>>
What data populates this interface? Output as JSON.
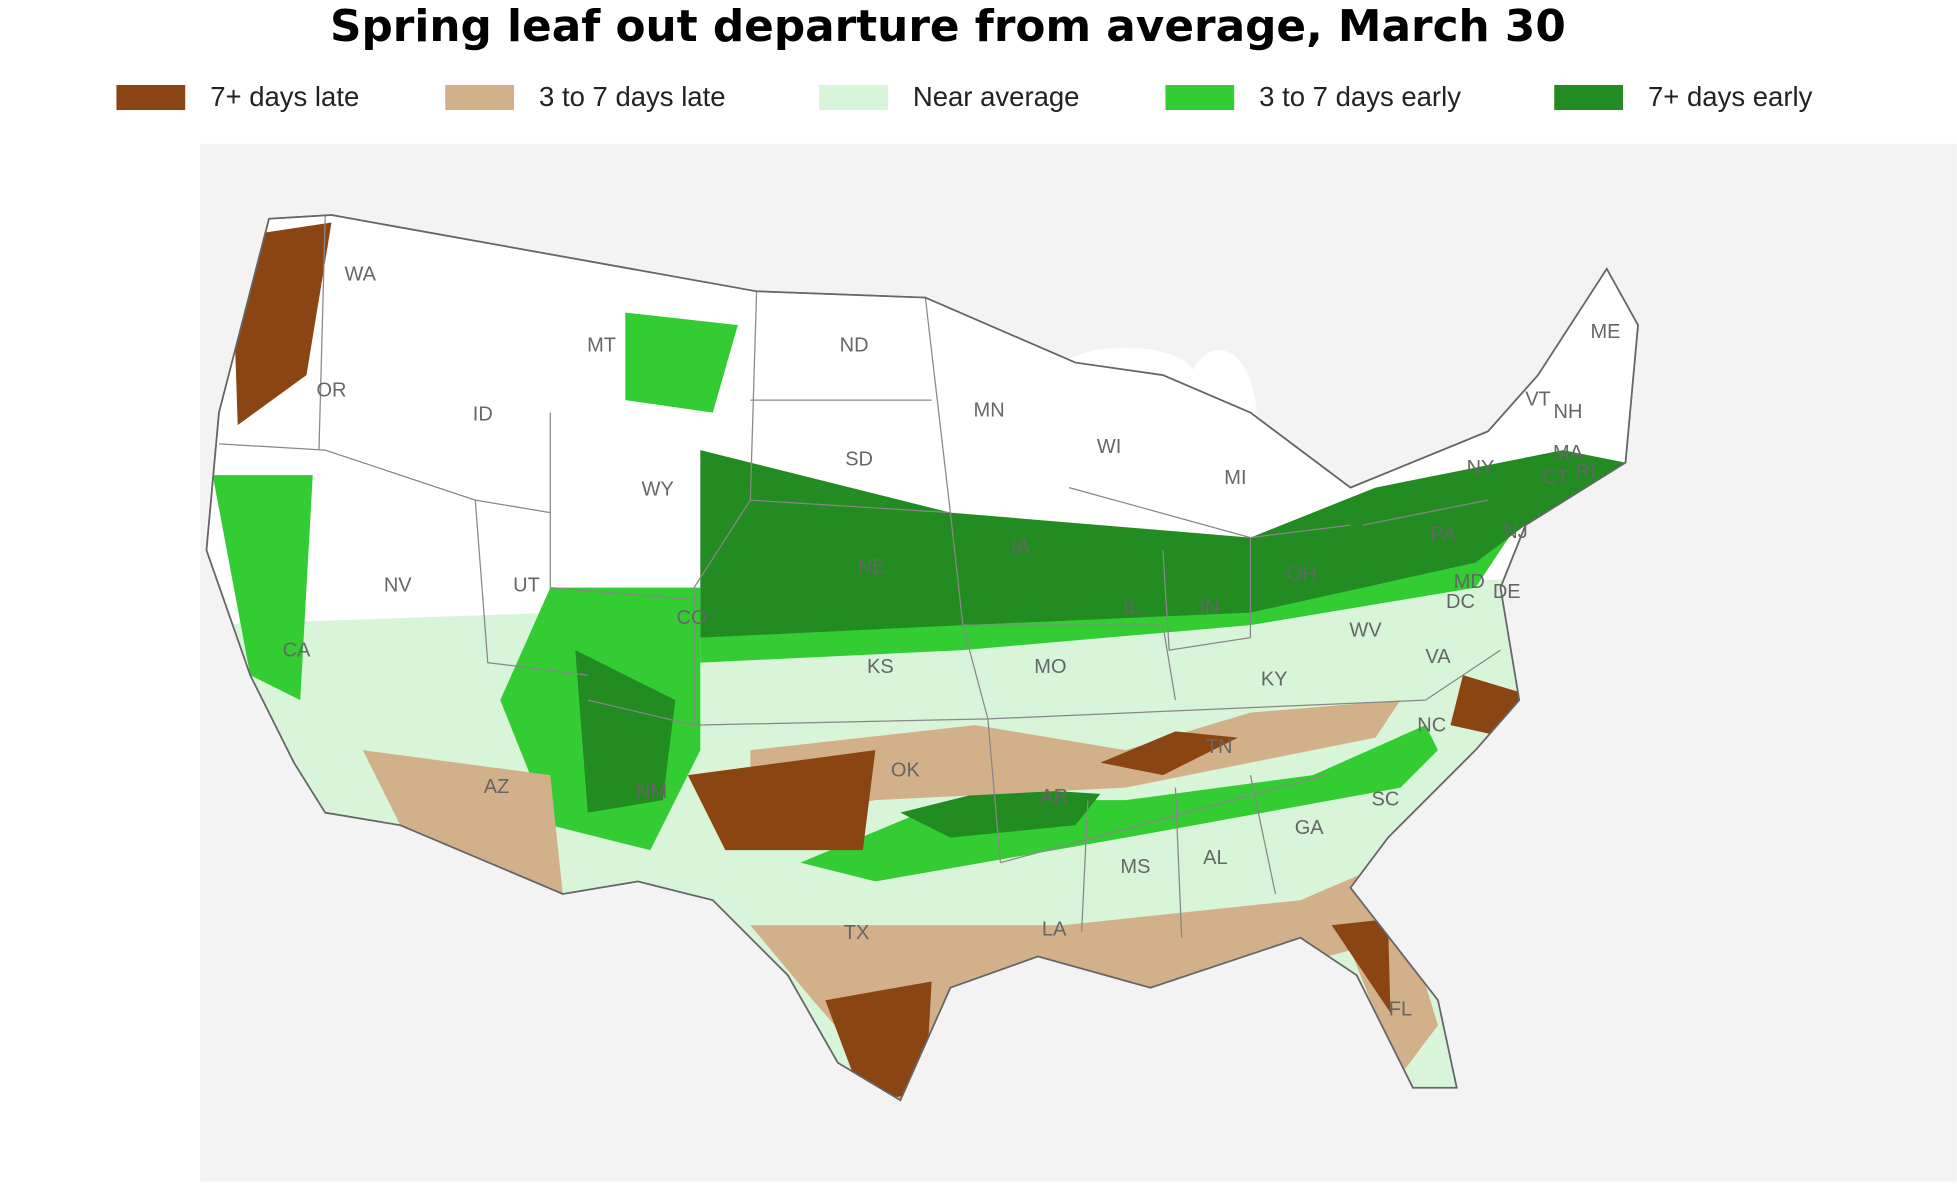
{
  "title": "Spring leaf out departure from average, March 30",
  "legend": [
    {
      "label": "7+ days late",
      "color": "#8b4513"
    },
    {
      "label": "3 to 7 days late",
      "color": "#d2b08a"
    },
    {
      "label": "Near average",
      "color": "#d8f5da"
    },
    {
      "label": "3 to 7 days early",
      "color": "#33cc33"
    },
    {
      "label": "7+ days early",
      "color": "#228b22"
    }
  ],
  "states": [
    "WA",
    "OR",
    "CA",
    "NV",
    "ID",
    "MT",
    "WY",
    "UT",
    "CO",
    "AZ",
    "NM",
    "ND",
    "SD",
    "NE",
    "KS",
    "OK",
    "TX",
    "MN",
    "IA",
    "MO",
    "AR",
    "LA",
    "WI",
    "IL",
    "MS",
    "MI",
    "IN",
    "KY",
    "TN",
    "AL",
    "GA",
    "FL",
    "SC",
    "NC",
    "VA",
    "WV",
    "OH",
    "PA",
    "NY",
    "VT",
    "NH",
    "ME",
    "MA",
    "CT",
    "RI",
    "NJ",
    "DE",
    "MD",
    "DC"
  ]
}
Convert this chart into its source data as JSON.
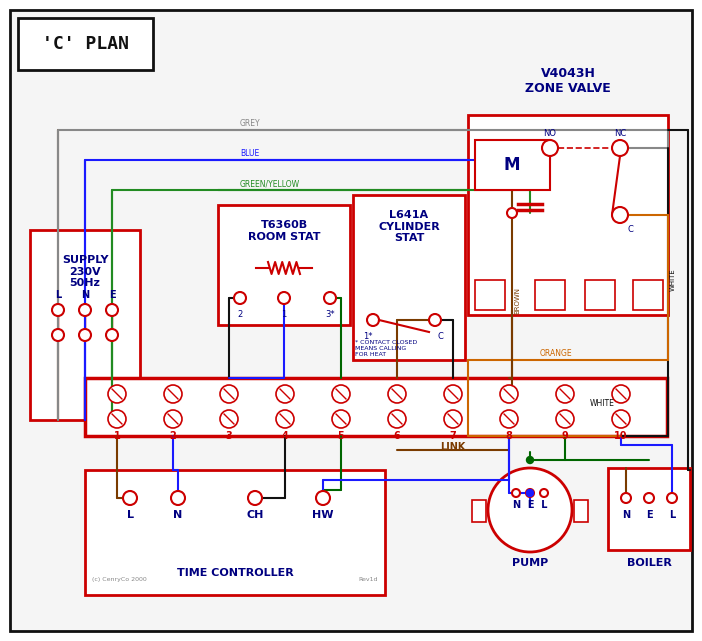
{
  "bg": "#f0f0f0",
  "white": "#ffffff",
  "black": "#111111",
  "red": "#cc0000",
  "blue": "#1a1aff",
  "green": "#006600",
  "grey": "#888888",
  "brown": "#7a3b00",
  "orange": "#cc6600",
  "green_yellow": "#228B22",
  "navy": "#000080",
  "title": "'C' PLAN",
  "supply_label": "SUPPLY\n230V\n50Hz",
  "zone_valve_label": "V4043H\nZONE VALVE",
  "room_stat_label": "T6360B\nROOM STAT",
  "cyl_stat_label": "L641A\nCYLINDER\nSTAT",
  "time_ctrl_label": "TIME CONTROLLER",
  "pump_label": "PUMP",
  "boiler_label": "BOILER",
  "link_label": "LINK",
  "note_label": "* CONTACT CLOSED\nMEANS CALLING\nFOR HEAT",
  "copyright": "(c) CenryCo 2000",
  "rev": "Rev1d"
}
<<
>>
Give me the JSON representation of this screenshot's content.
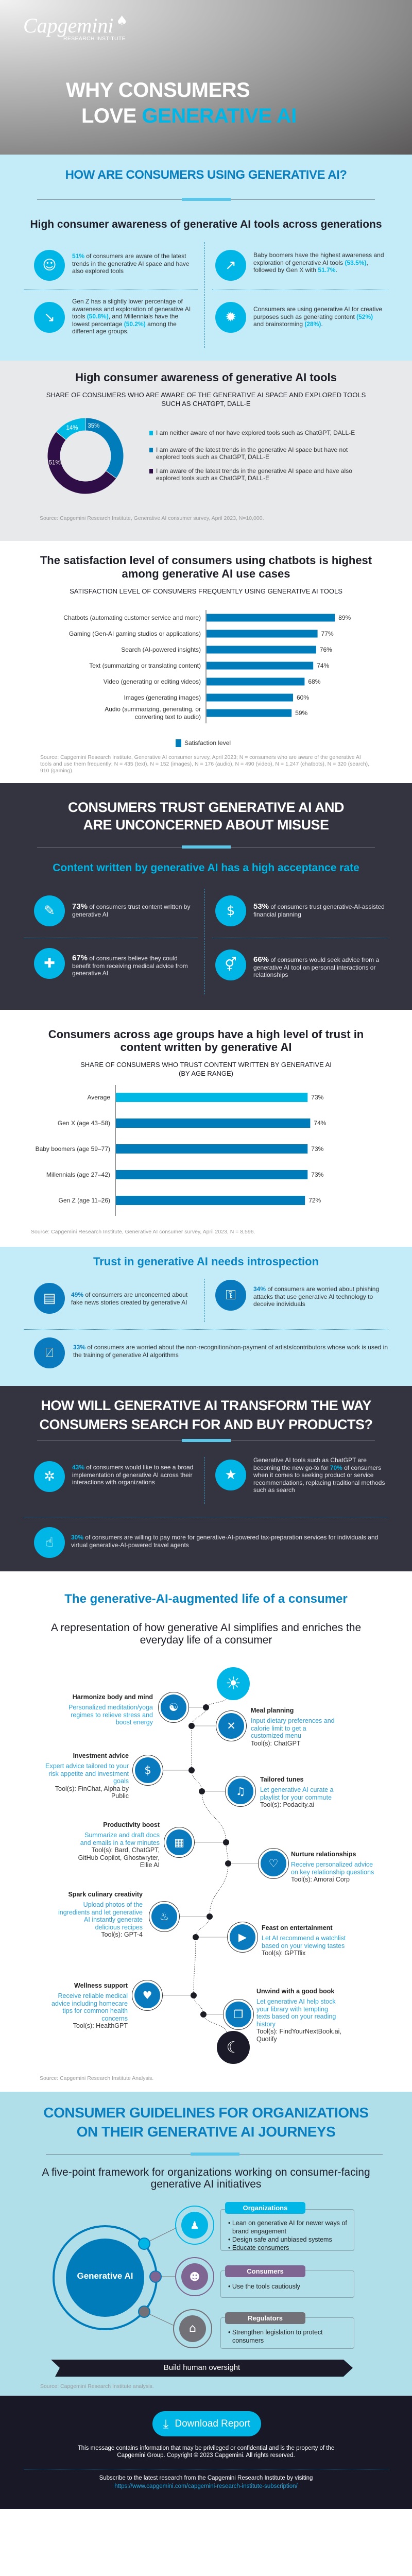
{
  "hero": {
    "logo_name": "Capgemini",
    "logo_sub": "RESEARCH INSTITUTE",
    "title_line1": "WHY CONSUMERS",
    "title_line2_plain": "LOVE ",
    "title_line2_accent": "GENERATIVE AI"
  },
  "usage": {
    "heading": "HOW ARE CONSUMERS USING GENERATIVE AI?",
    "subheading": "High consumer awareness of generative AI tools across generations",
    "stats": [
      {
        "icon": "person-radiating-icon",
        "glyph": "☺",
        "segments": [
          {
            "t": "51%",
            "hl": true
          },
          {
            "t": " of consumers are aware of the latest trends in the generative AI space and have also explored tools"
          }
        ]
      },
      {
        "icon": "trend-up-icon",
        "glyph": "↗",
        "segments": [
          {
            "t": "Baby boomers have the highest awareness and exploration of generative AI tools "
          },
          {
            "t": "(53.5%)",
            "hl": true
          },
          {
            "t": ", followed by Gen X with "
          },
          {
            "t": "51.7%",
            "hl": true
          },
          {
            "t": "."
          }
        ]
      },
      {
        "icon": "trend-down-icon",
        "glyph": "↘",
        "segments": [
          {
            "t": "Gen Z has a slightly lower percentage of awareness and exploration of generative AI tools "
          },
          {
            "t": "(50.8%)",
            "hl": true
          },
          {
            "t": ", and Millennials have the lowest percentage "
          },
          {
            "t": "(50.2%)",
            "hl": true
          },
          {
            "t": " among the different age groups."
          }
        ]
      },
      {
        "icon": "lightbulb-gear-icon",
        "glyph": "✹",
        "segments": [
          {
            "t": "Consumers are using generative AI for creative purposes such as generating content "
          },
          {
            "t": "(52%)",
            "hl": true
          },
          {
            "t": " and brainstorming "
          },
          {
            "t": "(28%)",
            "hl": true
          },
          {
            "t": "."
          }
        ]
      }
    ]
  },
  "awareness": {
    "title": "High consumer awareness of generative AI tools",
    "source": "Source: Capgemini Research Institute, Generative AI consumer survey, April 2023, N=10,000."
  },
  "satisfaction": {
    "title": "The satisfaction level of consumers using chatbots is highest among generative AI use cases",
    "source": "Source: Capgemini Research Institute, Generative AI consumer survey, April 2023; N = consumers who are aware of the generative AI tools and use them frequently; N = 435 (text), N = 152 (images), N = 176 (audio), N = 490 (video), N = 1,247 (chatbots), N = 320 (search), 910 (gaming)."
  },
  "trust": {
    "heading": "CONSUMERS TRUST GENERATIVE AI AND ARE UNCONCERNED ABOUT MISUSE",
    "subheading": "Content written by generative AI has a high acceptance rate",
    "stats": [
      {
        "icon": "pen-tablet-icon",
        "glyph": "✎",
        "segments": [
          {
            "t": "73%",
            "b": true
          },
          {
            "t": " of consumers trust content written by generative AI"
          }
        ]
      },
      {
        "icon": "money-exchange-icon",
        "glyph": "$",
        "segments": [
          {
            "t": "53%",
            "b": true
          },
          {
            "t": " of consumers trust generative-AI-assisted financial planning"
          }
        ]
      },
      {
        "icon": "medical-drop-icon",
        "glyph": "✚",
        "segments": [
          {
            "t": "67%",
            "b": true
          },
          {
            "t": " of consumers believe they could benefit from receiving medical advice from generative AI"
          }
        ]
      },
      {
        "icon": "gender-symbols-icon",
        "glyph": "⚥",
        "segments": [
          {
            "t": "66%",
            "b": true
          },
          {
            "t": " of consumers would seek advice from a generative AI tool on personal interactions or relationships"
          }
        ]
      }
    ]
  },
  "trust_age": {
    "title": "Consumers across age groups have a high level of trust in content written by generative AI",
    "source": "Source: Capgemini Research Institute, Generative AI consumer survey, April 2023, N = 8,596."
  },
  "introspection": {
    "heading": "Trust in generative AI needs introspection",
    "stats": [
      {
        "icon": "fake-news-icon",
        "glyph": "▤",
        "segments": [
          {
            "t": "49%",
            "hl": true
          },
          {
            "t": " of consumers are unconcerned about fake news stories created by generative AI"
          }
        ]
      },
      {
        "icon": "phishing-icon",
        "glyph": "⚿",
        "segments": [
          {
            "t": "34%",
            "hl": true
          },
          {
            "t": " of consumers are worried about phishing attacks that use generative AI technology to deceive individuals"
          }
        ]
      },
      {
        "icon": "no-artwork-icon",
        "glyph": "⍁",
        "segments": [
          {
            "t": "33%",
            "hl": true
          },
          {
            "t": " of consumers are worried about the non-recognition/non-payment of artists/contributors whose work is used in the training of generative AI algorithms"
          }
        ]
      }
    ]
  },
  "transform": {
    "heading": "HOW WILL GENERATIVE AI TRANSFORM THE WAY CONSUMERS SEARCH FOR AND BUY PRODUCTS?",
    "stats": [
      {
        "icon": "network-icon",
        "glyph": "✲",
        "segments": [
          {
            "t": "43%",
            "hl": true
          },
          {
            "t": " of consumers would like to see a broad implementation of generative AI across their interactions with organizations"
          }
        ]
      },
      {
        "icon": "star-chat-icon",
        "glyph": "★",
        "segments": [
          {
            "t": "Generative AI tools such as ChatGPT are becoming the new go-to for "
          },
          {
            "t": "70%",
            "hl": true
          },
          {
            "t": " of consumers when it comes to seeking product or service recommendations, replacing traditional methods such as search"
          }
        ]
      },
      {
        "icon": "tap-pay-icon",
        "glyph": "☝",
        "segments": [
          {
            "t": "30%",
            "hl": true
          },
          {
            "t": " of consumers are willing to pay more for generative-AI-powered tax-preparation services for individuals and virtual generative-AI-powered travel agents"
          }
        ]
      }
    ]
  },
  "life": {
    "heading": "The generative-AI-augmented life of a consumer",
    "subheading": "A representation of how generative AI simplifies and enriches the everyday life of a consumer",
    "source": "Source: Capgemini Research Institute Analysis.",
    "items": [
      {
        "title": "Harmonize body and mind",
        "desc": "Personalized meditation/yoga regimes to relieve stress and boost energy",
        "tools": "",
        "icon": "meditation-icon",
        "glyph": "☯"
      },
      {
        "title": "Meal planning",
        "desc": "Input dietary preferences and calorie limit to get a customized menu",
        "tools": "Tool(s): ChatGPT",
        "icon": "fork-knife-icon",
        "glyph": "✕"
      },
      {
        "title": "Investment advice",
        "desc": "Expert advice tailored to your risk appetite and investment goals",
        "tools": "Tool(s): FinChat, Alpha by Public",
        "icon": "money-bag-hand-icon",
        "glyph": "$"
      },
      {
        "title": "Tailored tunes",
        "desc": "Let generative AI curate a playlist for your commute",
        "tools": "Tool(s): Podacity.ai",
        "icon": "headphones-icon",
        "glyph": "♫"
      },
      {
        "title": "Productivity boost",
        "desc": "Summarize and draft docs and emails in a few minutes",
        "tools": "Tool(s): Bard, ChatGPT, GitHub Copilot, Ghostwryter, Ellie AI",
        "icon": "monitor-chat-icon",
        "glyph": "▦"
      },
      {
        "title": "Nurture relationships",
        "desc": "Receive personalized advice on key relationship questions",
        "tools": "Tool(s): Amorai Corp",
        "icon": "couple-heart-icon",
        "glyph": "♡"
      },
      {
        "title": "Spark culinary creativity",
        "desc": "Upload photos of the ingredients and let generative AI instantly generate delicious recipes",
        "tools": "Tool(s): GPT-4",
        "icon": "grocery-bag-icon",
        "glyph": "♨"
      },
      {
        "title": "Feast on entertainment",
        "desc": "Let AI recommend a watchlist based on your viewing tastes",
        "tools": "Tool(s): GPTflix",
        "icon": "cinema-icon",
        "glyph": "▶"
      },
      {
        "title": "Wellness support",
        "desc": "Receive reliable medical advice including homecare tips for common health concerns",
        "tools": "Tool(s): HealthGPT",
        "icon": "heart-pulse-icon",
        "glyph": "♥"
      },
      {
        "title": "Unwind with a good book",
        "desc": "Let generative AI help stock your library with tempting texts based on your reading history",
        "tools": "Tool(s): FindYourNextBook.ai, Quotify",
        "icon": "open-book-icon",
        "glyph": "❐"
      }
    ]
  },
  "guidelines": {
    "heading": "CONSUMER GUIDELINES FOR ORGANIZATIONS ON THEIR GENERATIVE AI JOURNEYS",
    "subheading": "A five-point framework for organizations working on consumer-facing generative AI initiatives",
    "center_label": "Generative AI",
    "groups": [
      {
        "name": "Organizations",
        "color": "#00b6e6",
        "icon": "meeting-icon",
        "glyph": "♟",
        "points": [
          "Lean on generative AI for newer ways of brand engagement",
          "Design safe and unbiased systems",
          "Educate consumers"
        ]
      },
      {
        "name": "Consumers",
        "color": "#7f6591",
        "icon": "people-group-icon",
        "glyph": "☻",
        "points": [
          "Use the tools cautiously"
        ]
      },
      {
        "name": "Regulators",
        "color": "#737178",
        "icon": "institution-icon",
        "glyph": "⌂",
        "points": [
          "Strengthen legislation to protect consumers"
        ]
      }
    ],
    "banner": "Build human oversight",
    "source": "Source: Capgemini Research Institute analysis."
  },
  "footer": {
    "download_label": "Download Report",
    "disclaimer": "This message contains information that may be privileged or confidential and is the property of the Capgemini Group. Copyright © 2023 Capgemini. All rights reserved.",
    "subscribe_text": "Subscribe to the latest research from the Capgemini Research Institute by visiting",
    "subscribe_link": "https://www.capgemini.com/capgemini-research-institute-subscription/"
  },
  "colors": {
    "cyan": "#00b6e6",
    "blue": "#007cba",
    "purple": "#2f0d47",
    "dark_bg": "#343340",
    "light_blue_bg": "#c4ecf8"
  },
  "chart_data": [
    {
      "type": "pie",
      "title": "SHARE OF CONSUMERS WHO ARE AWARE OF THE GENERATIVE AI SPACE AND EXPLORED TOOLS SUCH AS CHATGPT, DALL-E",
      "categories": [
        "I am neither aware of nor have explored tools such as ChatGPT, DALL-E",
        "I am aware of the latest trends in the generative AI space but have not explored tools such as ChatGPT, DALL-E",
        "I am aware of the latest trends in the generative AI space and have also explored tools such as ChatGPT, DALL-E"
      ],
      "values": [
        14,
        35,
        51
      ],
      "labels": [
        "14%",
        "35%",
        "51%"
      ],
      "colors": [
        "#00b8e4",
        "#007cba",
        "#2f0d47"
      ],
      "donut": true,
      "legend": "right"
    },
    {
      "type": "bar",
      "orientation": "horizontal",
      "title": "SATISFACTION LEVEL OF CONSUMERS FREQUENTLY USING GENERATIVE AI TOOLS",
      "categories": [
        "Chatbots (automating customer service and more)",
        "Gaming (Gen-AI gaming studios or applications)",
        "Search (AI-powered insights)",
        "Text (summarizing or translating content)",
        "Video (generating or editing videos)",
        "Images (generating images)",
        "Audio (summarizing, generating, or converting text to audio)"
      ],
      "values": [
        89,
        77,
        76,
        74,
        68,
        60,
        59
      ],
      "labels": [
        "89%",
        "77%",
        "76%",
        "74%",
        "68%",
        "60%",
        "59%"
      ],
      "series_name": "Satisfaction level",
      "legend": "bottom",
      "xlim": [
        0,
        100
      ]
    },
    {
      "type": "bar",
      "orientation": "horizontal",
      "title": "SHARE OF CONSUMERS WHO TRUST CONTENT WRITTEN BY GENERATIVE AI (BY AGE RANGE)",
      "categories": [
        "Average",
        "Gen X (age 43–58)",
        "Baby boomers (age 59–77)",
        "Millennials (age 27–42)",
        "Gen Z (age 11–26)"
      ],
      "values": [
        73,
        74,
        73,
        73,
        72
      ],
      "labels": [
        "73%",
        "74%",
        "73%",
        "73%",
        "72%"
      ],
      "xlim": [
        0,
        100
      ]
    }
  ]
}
<<
◆ **STATED EXERCISE**: Look through the entries above for the word "also". Copy every line where it shows up.

◆ **TASK RESPONSE**:
            "t": " of consumers are aware of the latest trends in the generative AI space and have also explored tools"
        "I am aware of the latest trends in the generative AI space and have also explored tools such as ChatGPT, DALL-E"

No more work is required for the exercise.